**What is expected**
Your reply should be a single number: how many lines contain the string "Kind".

— Begin Input rows —

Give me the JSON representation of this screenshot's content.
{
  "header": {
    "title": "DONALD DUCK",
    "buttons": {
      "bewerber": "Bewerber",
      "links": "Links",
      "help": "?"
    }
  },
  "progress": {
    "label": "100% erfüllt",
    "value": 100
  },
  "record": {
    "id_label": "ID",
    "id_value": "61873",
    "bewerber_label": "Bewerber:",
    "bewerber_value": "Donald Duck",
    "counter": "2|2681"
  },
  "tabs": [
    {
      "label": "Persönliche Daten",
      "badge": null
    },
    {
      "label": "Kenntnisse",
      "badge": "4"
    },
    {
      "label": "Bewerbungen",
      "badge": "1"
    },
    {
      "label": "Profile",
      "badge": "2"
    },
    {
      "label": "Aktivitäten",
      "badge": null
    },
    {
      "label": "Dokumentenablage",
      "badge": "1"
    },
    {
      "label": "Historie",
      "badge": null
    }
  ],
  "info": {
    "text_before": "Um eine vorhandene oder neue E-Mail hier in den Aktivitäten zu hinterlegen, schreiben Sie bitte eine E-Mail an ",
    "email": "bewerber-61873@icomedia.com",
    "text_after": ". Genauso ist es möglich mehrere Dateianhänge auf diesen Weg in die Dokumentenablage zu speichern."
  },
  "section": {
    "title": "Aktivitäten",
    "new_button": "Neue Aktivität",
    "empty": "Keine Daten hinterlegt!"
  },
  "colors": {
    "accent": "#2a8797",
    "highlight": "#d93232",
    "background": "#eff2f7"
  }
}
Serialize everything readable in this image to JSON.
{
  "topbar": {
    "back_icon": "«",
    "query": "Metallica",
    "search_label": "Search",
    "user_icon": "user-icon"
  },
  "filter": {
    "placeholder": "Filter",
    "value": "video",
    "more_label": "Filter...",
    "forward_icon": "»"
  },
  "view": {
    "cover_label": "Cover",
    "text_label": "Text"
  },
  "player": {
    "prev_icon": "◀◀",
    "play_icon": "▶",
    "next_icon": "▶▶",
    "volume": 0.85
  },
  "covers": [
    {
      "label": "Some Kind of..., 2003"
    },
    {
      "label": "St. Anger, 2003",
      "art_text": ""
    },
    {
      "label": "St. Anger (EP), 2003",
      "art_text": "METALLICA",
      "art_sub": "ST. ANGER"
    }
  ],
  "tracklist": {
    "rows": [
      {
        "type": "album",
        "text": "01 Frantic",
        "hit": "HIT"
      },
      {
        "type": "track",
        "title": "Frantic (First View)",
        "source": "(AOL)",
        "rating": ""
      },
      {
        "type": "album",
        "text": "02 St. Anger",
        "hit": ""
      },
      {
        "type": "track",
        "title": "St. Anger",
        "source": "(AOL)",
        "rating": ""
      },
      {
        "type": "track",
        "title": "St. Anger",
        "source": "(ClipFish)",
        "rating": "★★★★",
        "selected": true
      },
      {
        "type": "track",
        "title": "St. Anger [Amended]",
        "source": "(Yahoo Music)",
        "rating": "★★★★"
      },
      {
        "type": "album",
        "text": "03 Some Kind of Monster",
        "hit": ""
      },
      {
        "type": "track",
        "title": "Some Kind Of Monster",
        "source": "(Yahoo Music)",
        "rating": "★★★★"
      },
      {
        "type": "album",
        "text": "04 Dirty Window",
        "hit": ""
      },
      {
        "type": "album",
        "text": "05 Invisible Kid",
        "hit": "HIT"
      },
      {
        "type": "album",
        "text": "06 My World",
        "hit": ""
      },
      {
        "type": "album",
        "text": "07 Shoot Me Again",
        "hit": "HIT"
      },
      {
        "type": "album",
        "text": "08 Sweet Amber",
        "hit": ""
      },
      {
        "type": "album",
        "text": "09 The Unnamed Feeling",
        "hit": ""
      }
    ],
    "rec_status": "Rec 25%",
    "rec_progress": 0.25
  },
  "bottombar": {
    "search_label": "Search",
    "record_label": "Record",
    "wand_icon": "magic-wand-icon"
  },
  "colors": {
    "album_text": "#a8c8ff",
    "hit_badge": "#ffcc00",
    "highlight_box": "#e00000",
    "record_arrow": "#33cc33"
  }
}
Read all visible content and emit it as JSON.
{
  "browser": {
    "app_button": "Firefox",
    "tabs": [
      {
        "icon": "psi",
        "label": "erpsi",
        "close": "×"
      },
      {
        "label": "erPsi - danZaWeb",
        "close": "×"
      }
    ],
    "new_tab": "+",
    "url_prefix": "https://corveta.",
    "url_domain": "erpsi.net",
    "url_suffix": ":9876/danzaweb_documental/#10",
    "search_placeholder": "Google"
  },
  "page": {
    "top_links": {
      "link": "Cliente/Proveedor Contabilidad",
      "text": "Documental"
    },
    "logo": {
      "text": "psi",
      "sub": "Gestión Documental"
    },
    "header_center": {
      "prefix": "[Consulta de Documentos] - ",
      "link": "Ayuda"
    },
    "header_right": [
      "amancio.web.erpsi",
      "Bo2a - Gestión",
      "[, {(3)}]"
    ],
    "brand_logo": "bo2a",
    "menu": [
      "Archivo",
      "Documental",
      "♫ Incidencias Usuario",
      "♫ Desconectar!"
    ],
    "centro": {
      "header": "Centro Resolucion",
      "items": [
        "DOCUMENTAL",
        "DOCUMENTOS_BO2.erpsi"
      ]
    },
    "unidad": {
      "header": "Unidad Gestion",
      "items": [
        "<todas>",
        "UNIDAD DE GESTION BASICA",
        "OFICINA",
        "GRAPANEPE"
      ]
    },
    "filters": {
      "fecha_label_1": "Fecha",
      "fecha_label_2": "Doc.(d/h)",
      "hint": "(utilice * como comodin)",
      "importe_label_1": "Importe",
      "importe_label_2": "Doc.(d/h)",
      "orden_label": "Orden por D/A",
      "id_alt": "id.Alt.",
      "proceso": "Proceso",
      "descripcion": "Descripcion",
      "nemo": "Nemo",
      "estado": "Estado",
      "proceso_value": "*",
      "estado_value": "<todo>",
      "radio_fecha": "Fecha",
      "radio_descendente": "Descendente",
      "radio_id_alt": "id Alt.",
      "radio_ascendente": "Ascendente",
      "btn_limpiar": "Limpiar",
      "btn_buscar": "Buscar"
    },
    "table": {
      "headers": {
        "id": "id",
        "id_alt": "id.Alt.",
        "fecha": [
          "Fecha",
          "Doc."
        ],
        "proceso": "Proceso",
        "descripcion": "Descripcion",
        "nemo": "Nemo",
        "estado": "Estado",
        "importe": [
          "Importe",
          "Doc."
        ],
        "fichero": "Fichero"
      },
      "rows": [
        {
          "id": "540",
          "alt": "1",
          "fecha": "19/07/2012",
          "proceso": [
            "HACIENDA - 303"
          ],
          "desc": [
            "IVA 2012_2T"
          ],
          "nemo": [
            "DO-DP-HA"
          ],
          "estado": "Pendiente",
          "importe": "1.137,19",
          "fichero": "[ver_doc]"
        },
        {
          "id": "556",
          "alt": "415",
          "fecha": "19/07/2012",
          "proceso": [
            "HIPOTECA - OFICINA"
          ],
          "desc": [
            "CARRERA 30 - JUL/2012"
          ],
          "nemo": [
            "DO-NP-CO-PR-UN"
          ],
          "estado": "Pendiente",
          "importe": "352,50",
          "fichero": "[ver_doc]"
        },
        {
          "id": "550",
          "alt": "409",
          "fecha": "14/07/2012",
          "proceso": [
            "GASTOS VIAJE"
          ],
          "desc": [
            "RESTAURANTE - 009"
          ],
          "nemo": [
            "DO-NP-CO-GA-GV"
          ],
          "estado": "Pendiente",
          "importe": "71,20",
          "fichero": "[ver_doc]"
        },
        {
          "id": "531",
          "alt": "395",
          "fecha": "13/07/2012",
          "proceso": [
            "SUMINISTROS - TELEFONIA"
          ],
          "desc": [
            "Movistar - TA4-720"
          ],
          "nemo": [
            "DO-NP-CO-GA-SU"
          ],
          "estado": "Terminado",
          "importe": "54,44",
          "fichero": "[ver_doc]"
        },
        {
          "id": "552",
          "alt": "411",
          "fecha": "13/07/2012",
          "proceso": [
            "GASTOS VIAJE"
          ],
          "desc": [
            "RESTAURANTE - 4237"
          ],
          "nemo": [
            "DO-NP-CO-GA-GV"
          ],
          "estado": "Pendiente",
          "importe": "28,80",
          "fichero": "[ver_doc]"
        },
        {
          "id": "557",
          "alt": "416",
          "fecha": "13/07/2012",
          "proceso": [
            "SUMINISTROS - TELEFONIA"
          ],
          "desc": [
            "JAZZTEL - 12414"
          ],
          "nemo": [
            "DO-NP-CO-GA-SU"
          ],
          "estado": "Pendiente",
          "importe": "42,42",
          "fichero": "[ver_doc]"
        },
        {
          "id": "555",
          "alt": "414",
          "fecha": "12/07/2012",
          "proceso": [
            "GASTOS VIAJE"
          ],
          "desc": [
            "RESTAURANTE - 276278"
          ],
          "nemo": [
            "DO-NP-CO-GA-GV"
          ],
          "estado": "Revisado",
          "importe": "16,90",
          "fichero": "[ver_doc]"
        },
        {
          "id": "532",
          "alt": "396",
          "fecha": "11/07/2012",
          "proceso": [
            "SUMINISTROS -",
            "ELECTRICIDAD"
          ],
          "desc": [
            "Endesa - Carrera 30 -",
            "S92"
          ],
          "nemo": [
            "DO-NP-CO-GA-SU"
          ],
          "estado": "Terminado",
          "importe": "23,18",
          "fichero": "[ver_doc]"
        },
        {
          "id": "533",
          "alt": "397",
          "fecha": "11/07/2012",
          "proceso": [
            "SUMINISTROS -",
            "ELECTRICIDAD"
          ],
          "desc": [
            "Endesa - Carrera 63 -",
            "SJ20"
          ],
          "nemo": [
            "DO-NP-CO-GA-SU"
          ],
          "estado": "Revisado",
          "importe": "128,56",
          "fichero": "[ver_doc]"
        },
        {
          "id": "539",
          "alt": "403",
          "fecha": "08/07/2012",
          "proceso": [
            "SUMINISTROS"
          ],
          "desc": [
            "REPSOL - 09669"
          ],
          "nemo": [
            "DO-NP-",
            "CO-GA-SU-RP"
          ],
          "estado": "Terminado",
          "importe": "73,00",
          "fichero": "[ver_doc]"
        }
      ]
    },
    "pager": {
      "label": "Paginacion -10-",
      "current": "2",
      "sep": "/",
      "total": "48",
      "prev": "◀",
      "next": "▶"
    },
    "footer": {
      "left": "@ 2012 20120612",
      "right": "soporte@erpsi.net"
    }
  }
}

— End Input rows —

**Solution to this problem**
3